Written request
Count lines holding the string "this" in the data that follows. Reply with one number only.

════

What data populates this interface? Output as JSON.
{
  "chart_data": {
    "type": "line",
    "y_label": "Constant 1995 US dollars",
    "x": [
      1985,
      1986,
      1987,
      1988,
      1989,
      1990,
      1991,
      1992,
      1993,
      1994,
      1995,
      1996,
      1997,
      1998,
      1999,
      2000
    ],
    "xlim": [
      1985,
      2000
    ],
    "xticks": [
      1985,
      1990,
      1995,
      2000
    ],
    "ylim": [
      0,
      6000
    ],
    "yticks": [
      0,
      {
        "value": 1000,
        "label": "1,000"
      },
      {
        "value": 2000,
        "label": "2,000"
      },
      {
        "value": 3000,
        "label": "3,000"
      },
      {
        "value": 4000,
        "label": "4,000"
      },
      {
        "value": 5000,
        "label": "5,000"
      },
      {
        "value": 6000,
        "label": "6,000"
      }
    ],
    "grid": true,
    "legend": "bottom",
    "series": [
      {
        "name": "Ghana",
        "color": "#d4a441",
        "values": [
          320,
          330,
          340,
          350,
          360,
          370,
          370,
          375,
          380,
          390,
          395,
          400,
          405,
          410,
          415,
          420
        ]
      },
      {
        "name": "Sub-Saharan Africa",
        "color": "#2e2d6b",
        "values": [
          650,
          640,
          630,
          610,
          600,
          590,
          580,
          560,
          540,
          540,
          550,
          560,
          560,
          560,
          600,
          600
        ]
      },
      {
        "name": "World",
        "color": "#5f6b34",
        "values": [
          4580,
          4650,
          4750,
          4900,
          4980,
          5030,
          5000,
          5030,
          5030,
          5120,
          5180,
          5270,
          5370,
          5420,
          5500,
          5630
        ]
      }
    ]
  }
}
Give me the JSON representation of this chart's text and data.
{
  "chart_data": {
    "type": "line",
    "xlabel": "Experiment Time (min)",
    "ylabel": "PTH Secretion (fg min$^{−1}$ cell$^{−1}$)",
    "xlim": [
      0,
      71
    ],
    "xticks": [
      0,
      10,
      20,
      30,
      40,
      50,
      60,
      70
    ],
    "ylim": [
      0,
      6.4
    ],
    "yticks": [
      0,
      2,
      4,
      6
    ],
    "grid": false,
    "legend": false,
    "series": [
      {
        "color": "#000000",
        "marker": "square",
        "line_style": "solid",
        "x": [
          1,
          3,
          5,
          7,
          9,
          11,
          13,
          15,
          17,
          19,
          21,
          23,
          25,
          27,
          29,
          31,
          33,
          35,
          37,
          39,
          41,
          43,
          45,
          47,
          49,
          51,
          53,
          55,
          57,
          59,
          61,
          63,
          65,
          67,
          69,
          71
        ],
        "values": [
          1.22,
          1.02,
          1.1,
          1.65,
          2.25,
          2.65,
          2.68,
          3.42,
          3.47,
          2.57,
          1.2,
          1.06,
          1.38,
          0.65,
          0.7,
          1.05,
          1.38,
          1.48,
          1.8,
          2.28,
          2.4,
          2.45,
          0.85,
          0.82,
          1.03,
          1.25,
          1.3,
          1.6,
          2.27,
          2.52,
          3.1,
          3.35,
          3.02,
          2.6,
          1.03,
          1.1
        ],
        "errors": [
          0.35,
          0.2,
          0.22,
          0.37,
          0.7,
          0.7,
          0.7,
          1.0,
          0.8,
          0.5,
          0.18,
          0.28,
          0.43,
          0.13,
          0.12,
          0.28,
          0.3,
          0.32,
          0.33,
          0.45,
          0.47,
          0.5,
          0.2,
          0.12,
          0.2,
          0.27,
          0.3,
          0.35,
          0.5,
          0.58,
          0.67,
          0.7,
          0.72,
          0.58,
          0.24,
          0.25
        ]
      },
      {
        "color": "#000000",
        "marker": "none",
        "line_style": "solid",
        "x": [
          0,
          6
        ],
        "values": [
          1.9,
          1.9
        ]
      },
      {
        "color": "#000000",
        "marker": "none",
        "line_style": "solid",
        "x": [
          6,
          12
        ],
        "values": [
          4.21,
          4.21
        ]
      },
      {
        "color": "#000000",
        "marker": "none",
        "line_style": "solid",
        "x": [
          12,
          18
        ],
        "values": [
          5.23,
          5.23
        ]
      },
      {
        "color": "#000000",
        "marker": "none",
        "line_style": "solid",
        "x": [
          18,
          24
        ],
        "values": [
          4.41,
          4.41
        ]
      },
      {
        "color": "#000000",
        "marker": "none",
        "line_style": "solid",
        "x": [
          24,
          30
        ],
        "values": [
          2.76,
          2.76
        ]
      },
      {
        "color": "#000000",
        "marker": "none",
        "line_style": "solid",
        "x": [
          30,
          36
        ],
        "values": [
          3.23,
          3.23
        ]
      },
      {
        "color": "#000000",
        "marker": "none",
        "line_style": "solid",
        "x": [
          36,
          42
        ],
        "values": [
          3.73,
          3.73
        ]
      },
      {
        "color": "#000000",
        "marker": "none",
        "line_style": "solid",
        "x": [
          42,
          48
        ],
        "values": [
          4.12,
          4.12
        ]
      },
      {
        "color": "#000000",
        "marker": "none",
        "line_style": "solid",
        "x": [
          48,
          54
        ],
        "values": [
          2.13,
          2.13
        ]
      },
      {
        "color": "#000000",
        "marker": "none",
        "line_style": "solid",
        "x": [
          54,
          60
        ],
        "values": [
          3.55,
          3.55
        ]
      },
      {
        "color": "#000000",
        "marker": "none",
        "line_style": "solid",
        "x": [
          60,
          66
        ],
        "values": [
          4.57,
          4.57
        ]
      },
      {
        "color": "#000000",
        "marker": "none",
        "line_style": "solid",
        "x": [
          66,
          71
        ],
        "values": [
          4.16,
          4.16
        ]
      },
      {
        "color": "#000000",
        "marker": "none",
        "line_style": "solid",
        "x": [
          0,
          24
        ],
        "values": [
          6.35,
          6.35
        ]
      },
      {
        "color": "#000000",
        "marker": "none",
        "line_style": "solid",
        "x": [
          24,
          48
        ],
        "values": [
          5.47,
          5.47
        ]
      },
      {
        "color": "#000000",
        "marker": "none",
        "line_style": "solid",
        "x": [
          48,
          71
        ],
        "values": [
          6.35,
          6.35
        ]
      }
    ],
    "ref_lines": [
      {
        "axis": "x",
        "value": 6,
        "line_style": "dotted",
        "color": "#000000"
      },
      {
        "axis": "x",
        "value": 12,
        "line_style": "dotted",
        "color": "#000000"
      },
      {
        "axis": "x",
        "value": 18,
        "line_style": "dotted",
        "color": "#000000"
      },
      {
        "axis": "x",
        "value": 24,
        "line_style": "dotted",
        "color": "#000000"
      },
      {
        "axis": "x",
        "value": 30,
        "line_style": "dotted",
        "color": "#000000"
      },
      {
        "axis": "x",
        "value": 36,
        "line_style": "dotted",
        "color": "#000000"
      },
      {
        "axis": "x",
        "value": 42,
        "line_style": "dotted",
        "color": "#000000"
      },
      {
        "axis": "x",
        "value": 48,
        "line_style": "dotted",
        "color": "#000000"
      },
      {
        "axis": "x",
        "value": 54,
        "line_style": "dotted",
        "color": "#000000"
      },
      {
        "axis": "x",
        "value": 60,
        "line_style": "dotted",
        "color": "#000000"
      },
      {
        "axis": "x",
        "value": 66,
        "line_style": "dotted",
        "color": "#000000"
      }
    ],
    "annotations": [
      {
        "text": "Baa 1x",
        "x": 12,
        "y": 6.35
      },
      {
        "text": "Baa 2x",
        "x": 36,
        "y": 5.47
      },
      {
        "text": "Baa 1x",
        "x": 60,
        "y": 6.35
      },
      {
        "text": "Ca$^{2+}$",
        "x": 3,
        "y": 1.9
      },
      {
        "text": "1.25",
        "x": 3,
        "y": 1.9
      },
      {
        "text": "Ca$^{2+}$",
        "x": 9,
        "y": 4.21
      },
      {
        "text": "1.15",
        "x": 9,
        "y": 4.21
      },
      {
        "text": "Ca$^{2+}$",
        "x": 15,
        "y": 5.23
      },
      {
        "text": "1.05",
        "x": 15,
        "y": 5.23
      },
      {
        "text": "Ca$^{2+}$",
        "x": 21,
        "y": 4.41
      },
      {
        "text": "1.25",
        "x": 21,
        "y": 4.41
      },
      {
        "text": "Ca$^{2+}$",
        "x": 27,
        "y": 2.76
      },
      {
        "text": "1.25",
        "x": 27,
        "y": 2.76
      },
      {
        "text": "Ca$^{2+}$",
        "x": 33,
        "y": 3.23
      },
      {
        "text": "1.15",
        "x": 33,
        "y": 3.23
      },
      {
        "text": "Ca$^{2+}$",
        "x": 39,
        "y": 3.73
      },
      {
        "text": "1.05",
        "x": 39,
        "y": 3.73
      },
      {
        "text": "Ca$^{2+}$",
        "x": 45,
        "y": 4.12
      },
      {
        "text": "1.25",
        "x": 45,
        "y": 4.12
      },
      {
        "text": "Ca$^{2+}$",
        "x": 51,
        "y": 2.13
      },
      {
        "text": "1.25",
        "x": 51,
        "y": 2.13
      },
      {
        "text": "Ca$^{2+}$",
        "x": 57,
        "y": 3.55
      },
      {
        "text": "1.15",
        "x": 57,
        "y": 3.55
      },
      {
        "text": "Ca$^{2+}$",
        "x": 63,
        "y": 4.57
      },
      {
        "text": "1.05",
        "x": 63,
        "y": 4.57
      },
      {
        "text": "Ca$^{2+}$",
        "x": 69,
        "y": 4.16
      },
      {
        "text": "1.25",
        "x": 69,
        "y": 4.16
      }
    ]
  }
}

════

Full answer
2